## GIVEN PROBLEM
Your task is to count the lines of the entries below that include the word "this" and to give only the resulting number.

## DATA EXTRACT

* BEGIN *

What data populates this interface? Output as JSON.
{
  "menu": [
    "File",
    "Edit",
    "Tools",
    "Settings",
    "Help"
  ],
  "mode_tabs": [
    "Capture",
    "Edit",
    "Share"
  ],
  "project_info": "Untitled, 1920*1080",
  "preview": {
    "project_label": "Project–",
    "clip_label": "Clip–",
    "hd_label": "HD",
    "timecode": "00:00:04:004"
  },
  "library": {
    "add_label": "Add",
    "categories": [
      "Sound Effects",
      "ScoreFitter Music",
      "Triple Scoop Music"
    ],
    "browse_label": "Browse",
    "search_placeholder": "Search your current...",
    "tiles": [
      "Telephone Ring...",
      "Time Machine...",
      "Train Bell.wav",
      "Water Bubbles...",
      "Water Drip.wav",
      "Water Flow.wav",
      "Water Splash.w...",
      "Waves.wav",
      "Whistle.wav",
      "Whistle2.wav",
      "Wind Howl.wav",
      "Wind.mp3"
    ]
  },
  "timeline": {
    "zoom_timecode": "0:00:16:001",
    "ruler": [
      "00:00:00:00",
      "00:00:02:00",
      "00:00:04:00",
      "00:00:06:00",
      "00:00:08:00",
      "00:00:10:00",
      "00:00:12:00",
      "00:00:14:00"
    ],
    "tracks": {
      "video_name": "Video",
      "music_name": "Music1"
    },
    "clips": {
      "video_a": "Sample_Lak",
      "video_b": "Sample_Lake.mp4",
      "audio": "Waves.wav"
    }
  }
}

* END *
* BEGIN *

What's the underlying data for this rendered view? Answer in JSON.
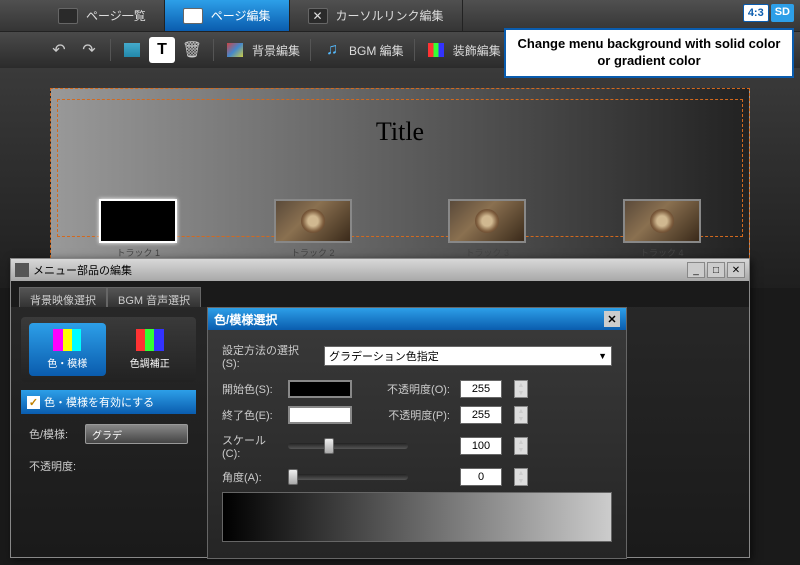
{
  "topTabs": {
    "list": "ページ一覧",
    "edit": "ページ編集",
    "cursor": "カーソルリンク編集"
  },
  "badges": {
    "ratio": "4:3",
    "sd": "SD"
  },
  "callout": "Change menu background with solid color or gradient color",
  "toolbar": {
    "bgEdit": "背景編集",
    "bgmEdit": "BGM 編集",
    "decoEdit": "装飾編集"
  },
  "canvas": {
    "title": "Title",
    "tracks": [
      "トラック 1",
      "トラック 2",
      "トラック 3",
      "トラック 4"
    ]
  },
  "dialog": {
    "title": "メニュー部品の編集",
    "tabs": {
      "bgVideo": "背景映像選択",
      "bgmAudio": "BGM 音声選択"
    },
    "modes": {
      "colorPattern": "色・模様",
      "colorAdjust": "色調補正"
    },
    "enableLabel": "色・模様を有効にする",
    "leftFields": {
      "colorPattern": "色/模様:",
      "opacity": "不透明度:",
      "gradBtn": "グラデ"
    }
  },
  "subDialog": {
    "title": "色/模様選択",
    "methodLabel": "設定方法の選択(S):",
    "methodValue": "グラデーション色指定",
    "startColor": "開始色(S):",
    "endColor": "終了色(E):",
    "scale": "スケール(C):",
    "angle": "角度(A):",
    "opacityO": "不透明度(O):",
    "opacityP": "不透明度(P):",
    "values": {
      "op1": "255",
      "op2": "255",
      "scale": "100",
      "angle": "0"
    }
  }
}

* END *

## REPLY TO THE EXERCISE
2